**Request**
Which lines have the string "text"? Copy all of them from the entries below.

Saved data entries:
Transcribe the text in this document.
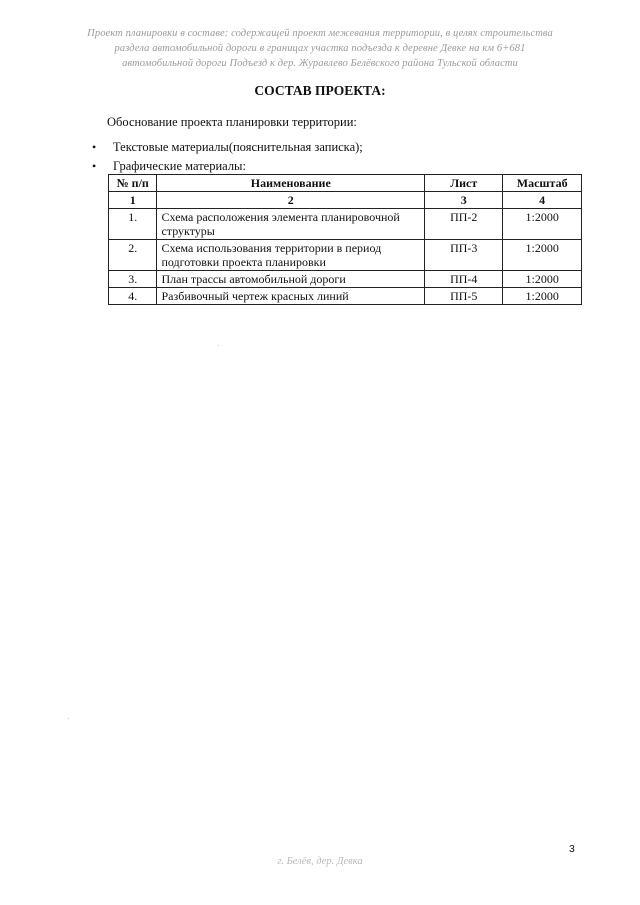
Проект планировки в составе: содержащей проект межевания территории, в целях строительства
раздела автомобильной дороги в границах участка подъезда к деревне Девке на км 6+681
автомобильной дороги Подъезд к дер. Журавлево Белёвского района Тульской области
СОСТАВ ПРОЕКТА:
Обоснование проекта планировки территории:
• Текстовые материалы(пояснительная записка);
• Графические материалы:
№ п/п	Наименование	Лист	Масштаб
1	2	3	4
1.	Схема расположения элемента планировочной структуры	ПП-2	1:2000
2.	Схема использования территории в период подготовки проекта планировки	ПП-3	1:2000
3.	План трассы автомобильной дороги	ПП-4	1:2000
4.	Разбивочный чертеж красных линий	ПП-5	1:2000
3
г. Белёв, дер. Девка
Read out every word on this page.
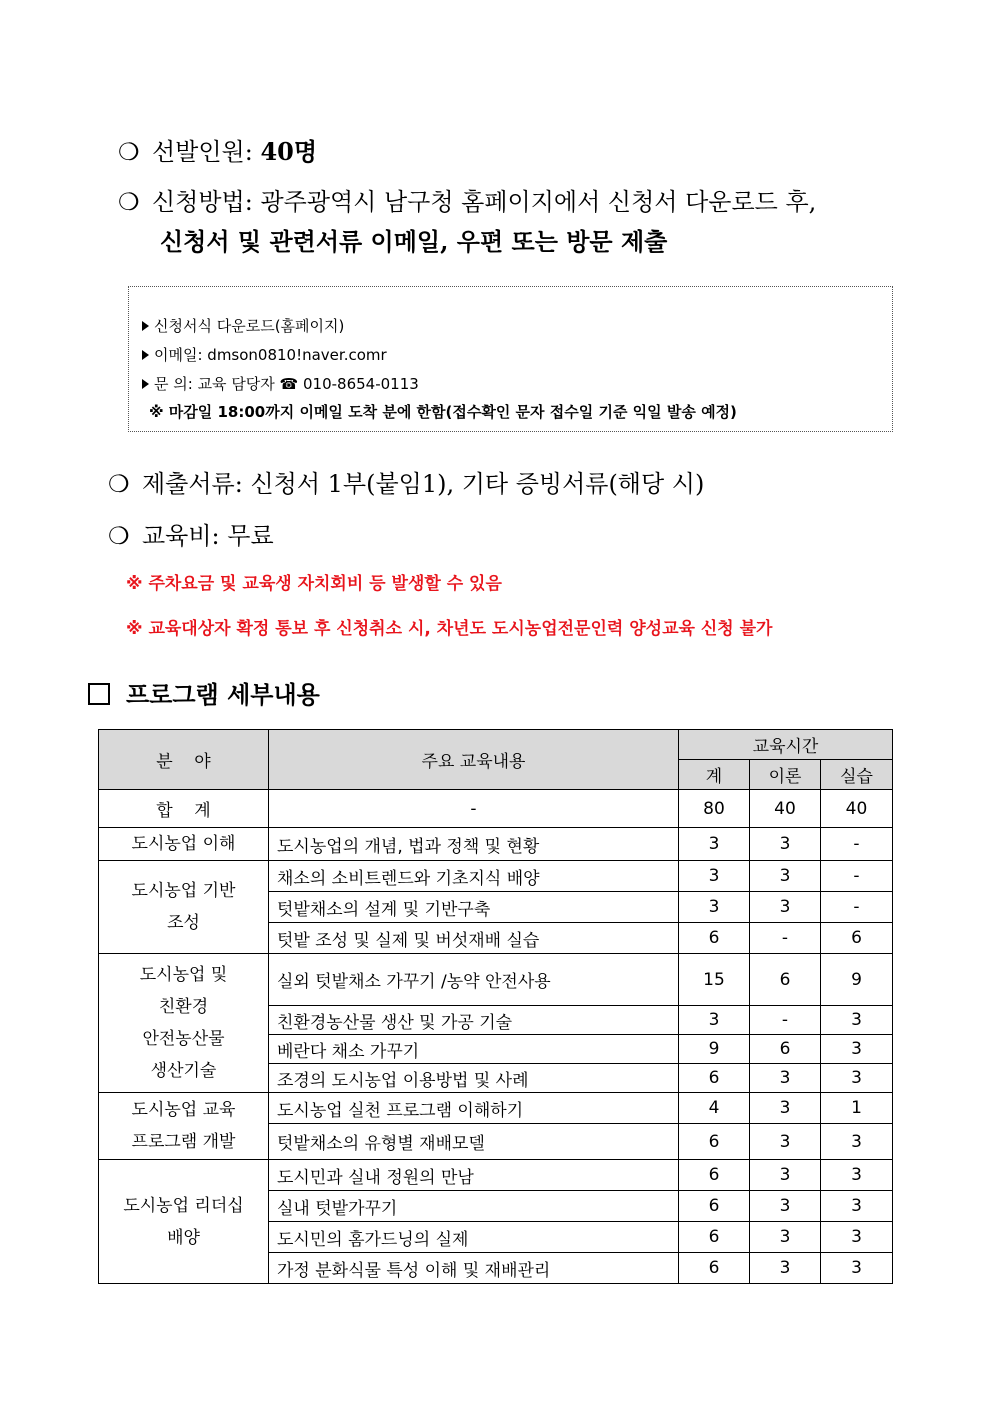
❍ 선발인원: 40명
❍ 신청방법: 광주광역시 남구청 홈페이지에서 신청서 다운로드 후,
신청서 및 관련서류 이메일, 우편 또는 방문 제출
신청서식 다운로드(홈페이지)
이메일: dmson0810!naver.comr
문 의: 교육 담당자 ☎ 010-8654-0113
※ 마감일 18:00까지 이메일 도착 분에 한함(접수확인 문자 접수일 기준 익일 발송 예정)
❍ 제출서류: 신청서 1부(붙임1), 기타 증빙서류(해당 시)
❍ 교육비: 무료
※ 주차요금 및 교육생 자치회비 등 발생할 수 있음
※ 교육대상자 확정 통보 후 신청취소 시, 차년도 도시농업전문인력 양성교육 신청 불가
프로그램 세부내용
분    야	주요 교육내용	교육시간		
		계	이론	실습
합    계	-	80	40	40
도시농업 이해	도시농업의 개념, 법과 정책 및 현황	3	3	-
도시농업 기반
조성	채소의 소비트렌드와 기초지식 배양	3	3	-
	텃밭채소의 설계 및 기반구축	3	3	-
	텃밭 조성 및 실제 및 버섯재배 실습	6	-	6
도시농업 및
친환경
안전농산물
생산기술	실외 텃밭채소 가꾸기 /농약 안전사용	15	6	9
	친환경농산물 생산 및 가공 기술	3	-	3
	베란다 채소 가꾸기	9	6	3
	조경의 도시농업 이용방법 및 사례	6	3	3
도시농업 교육
프로그램 개발	도시농업 실천 프로그램 이해하기	4	3	1
	텃밭채소의 유형별 재배모델	6	3	3
도시농업 리더십
배양	도시민과 실내 정원의 만남	6	3	3
	실내 텃밭가꾸기	6	3	3
	도시민의 홈가드닝의 실제	6	3	3
	가정 분화식물 특성 이해 및 재배관리	6	3	3
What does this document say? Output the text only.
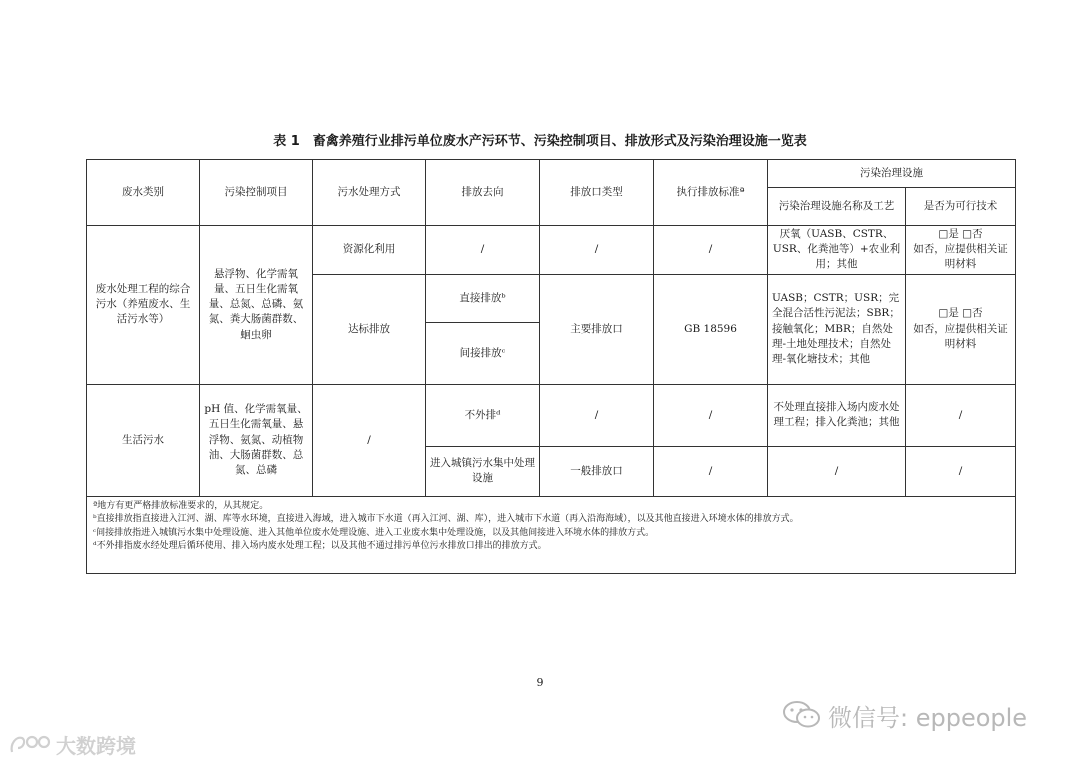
表 1　畜禽养殖行业排污单位废水产污环节、污染控制项目、排放形式及污染治理设施一览表
废水类别	污染控制项目	污水处理方式	排放去向	排放口类型	执行排放标准ª	污染治理设施	
						污染治理设施名称及工艺	是否为可行技术
废水处理工程的综合污水（养殖废水、生活污水等）	悬浮物、化学需氧量、五日生化需氧量、总氮、总磷、氨氮、粪大肠菌群数、蛔虫卵	资源化利用	/	/	/	厌氧（UASB、CSTR、USR、化粪池等）+农业利用；其他	□是 □否
如否，应提供相关证明材料
		达标排放	直接排放ᵇ	主要排放口	GB 18596	UASB；CSTR；USR；完全混合活性污泥法；SBR；接触氧化；MBR；自然处理-土地处理技术；自然处理-氧化塘技术；其他	□是 □否
如否，应提供相关证明材料
			间接排放ᶜ				
生活污水	pH 值、化学需氧量、五日生化需氧量、悬浮物、氨氮、动植物油、大肠菌群数、总氮、总磷	/	不外排ᵈ	/	/	不处理直接排入场内废水处理工程；排入化粪池；其他	/
			进入城镇污水集中处理设施	一般排放口	/	/	/

ª地方有更严格排放标准要求的，从其规定。
ᵇ直接排放指直接进入江河、湖、库等水环境，直接进入海域，进入城市下水道（再入江河、湖、库），进入城市下水道（再入沿海海域），以及其他直接进入环境水体的排放方式。
ᶜ间接排放指进入城镇污水集中处理设施、进入其他单位废水处理设施、进入工业废水集中处理设施，以及其他间接进入环境水体的排放方式。
ᵈ不外排指废水经处理后循环使用、排入场内废水处理工程；以及其他不通过排污单位污水排放口排出的排放方式。							
9
微信号: eppeople
大数跨境
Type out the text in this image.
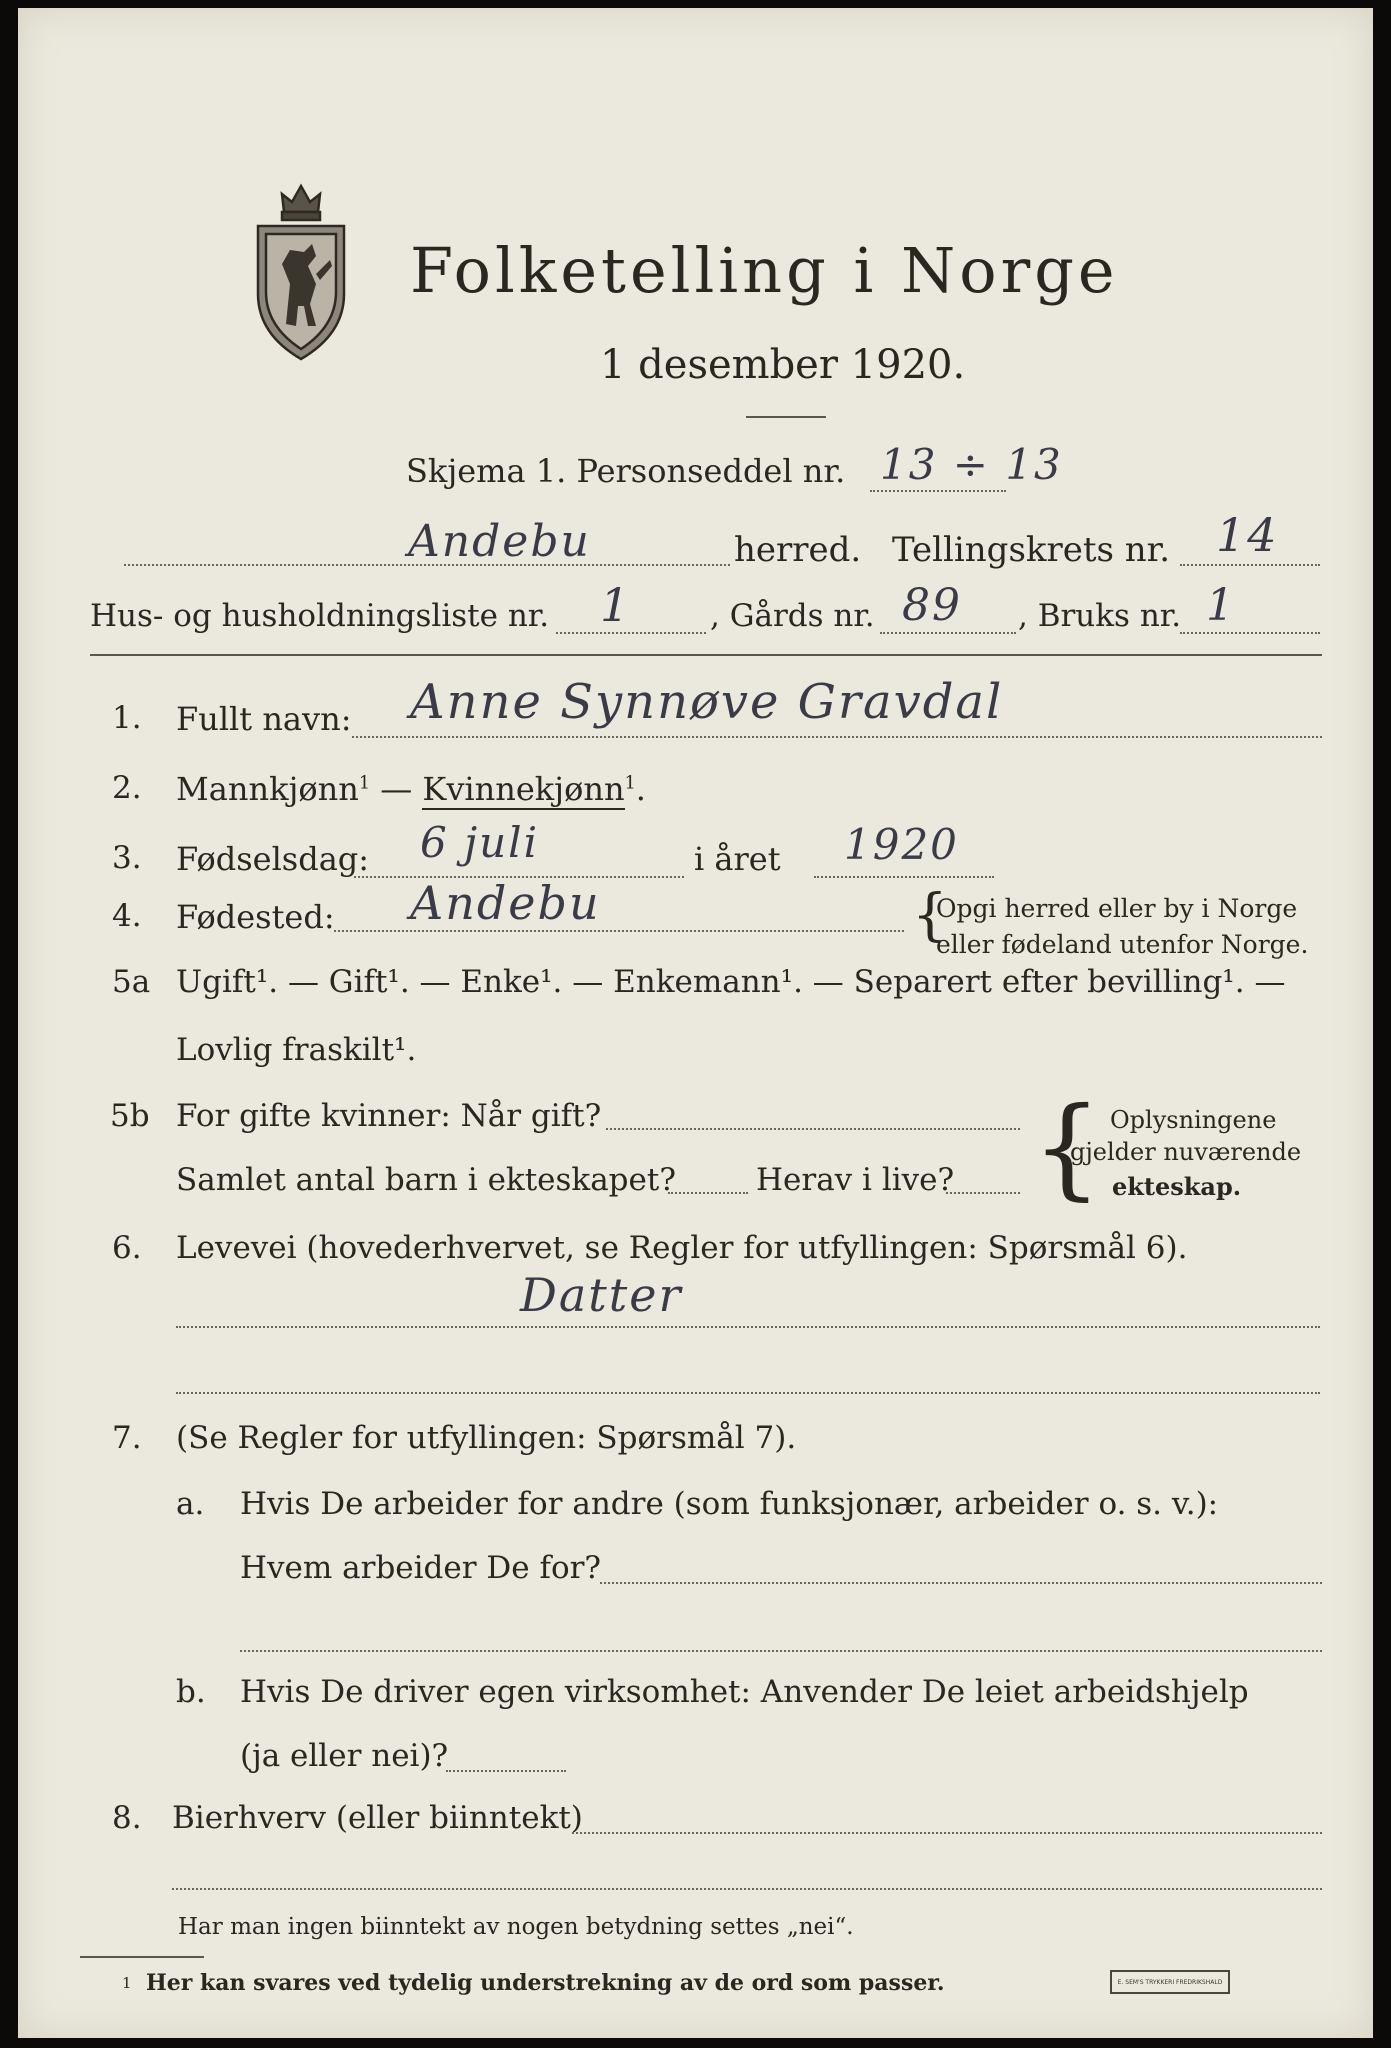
Folketelling i Norge
1 desember 1920.
Skjema 1. Personseddel nr. 13 ÷ 13
Andebu	herred. Tellingskrets nr. 14
Hus- og husholdningsliste nr. 1	, Gårds nr. 89 , Bruks nr. 1
1. Fullt navn: Anne Synnøve Gravdal
2. Mannkjønn$^1$ — Kvinnekjønn$^1$.
3. Fødselsdag: 6 juli	i året 1920
4. Fødested: Andebu	{
Opgi herred eller by i Norge
eller fødeland utenfor Norge.
5a Ugift¹. — Gift¹. — Enke¹. — Enkemann¹. — Separert efter bevilling¹. —
Lovlig fraskilt¹.
5b For gifte kvinner: Når gift?
Samlet antal barn i ekteskapet?	Herav i live? { Oplysningene
gjelder nuværende
ekteskap.
6. Levevei (hovederhvervet, se Regler for utfyllingen: Spørsmål 6).
Datter
7. (Se Regler for utfyllingen: Spørsmål 7).
a. Hvis De arbeider for andre (som funksjonær, arbeider o. s. v.):
Hvem arbeider De for?
b. Hvis De driver egen virksomhet: Anvender De leiet arbeidshjelp
(ja eller nei)?
8. Bierhverv (eller biinntekt)
Har man ingen biinntekt av nogen betydning settes „nei“.
1 Her kan svares ved tydelig understrekning av de ord som passer.	E. SEM'S TRYKKERI FREDRIKSHALD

**Response to this exercise**
Transcribe the text in this document.
What does this document say? Output the text only.
Type out the text in this image.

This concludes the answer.